[Dataset excerpt]
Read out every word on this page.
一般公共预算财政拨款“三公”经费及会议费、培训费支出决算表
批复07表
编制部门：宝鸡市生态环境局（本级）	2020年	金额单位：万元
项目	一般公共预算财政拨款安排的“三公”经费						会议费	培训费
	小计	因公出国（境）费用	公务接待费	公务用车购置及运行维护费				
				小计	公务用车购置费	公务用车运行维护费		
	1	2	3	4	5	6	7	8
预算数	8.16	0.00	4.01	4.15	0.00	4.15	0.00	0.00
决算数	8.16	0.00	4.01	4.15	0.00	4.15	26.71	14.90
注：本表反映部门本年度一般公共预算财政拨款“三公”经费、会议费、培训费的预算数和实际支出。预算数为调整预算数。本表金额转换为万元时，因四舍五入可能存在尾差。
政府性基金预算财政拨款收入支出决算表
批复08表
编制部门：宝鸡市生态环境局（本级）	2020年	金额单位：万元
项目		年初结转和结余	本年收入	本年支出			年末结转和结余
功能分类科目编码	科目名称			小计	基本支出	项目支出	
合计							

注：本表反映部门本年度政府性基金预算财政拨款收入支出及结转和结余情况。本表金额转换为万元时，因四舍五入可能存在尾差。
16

Task details — Copy out each line above, character for character.

Output for this exercise —
Read out every word on this page.
一般公共预算财政拨款“三公”经费及会议费、培训费支出决算表
批复07表
编制部门：宝鸡市生态环境局（本级）	2020年	金额单位：万元
项目	一般公共预算财政拨款安排的“三公”经费						会议费	培训费
	小计	因公出国（境）费用	公务接待费	公务用车购置及运行维护费				
				小计	公务用车购置费	公务用车运行维护费		
	1	2	3	4	5	6	7	8
预算数	8.16	0.00	4.01	4.15	0.00	4.15	0.00	0.00
决算数	8.16	0.00	4.01	4.15	0.00	4.15	26.71	14.90
注：本表反映部门本年度一般公共预算财政拨款“三公”经费、会议费、培训费的预算数和实际支出。预算数为调整预算数。本表金额转换为万元时，因四舍五入可能存在尾差。
政府性基金预算财政拨款收入支出决算表
批复08表
编制部门：宝鸡市生态环境局（本级）	2020年	金额单位：万元
项目		年初结转和结余	本年收入	本年支出			年末结转和结余
功能分类科目编码	科目名称			小计	基本支出	项目支出	
合计							

注：本表反映部门本年度政府性基金预算财政拨款收入支出及结转和结余情况。本表金额转换为万元时，因四舍五入可能存在尾差。
16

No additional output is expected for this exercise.